**Instructions for the task**.
Scan the records for the word "BARONESS". Copy each line that includes it.

**Data provided**.
--*--

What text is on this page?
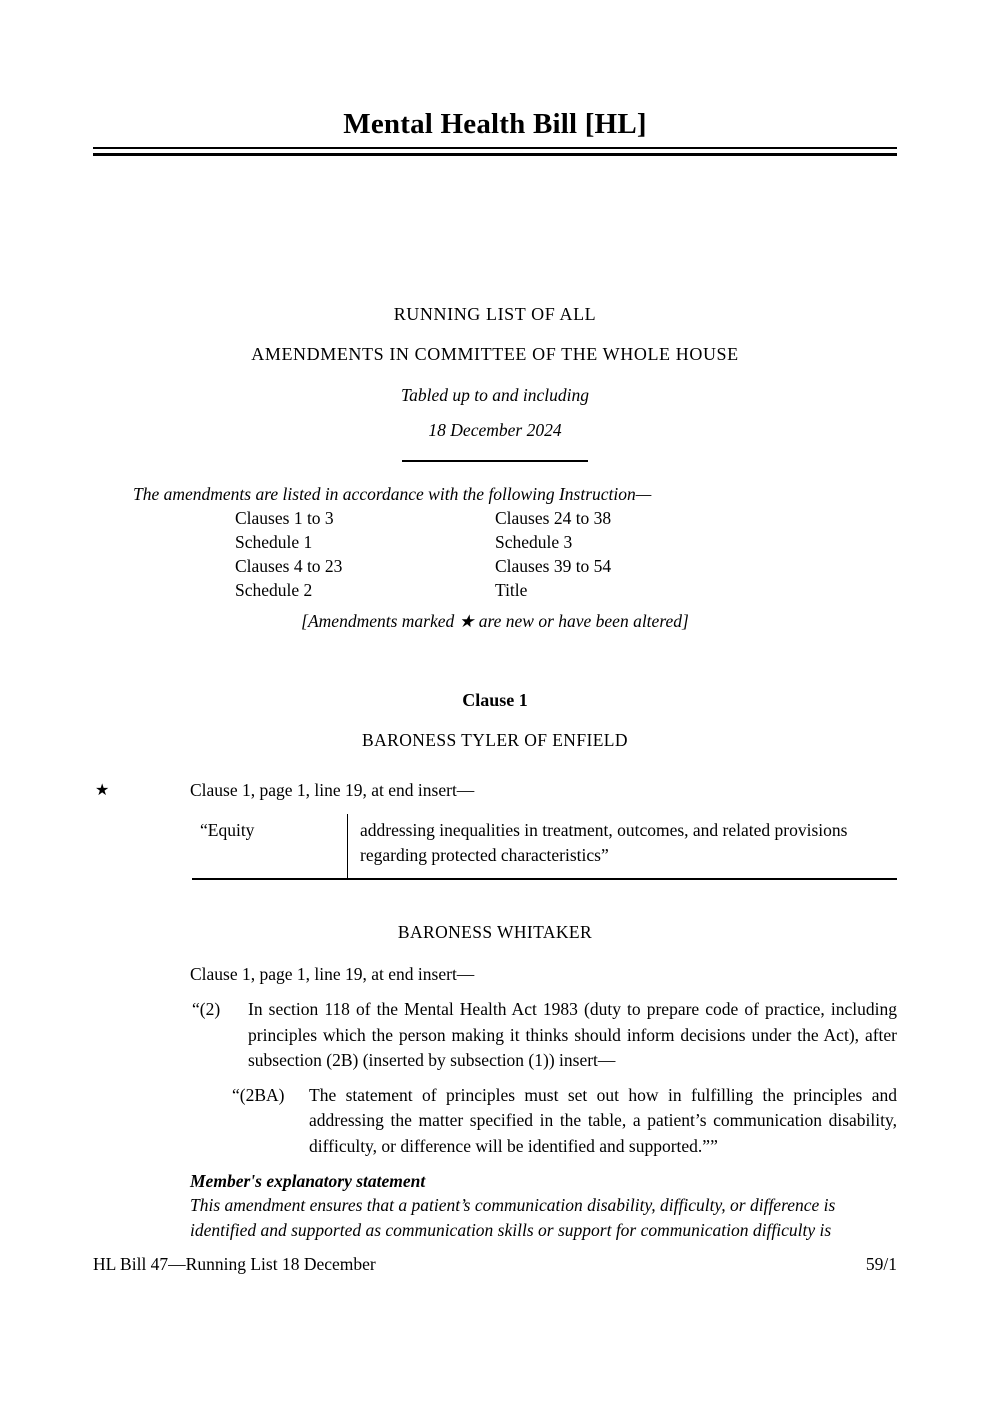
Mental Health Bill [HL]
RUNNING LIST OF ALL
AMENDMENTS IN COMMITTEE OF THE WHOLE HOUSE
Tabled up to and including
18 December 2024
The amendments are listed in accordance with the following Instruction—
Clauses 1 to 3	Clauses 24 to 38
Schedule 1	Schedule 3
Clauses 4 to 23	Clauses 39 to 54
Schedule 2	Title
[Amendments marked ★ are new or have been altered]
Clause 1
BARONESS TYLER OF ENFIELD
★	Clause 1, page 1, line 19, at end insert—
“Equity	addressing inequalities in treatment, outcomes, and related provisions regarding protected characteristics”
BARONESS WHITAKER
Clause 1, page 1, line 19, at end insert—
“(2)	In section 118 of the Mental Health Act 1983 (duty to prepare code of practice, including principles which the person making it thinks should inform decisions under the Act), after subsection (2B) (inserted by subsection (1)) insert—
“(2BA)	The statement of principles must set out how in fulfilling the principles and addressing the matter specified in the table, a patient’s communication disability, difficulty, or difference will be identified and supported.””
Member's explanatory statement
This amendment ensures that a patient’s communication disability, difficulty, or difference is identified and supported as communication skills or support for communication difficulty is
HL Bill 47—Running List 18 December	59/1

--*--

**Right answer**.
BARONESS TYLER OF ENFIELD
BARONESS WHITAKER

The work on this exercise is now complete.